>> Begin MATERIAL FOR THIS EXERCISE

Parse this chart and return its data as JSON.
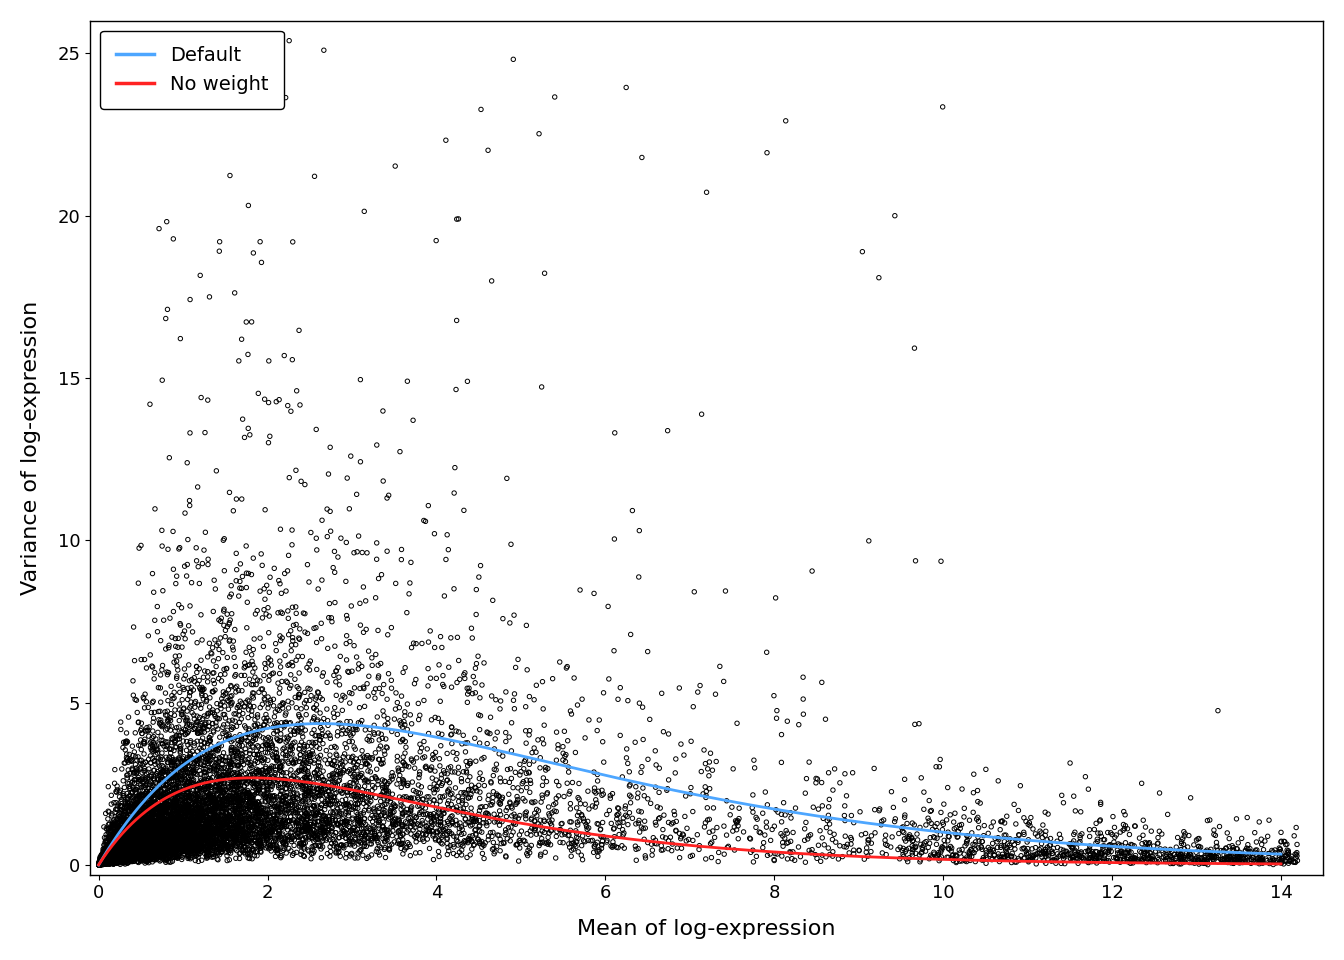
{
  "title": "",
  "xlabel": "Mean of log-expression",
  "ylabel": "Variance of log-expression",
  "xlim": [
    -0.1,
    14.5
  ],
  "ylim": [
    -0.3,
    26
  ],
  "xticks": [
    0,
    2,
    4,
    6,
    8,
    10,
    12,
    14
  ],
  "yticks": [
    0,
    5,
    10,
    15,
    20,
    25
  ],
  "scatter_color": "black",
  "scatter_marker": "o",
  "scatter_facecolor": "none",
  "scatter_edgecolor": "black",
  "scatter_size": 10,
  "scatter_linewidth": 0.7,
  "blue_line_color": "#4da6ff",
  "red_line_color": "#ff2222",
  "line_width": 2.0,
  "legend_labels": [
    "Default",
    "No weight"
  ],
  "legend_colors": [
    "#4da6ff",
    "#ff2222"
  ],
  "background_color": "white",
  "fig_width": 13.44,
  "fig_height": 9.6,
  "seed": 42
}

>> End MATERIAL FOR THIS EXERCISE

AIM
Write the records out again in full, exactly, and skip every picture.

EXPECTED OUTPUT
Parse this chart and return its data as JSON.
{
  "title": "",
  "xlabel": "Mean of log-expression",
  "ylabel": "Variance of log-expression",
  "xlim": [
    -0.1,
    14.5
  ],
  "ylim": [
    -0.3,
    26
  ],
  "xticks": [
    0,
    2,
    4,
    6,
    8,
    10,
    12,
    14
  ],
  "yticks": [
    0,
    5,
    10,
    15,
    20,
    25
  ],
  "scatter_color": "black",
  "scatter_marker": "o",
  "scatter_facecolor": "none",
  "scatter_edgecolor": "black",
  "scatter_size": 10,
  "scatter_linewidth": 0.7,
  "blue_line_color": "#4da6ff",
  "red_line_color": "#ff2222",
  "line_width": 2.0,
  "legend_labels": [
    "Default",
    "No weight"
  ],
  "legend_colors": [
    "#4da6ff",
    "#ff2222"
  ],
  "background_color": "white",
  "fig_width": 13.44,
  "fig_height": 9.6,
  "seed": 42
}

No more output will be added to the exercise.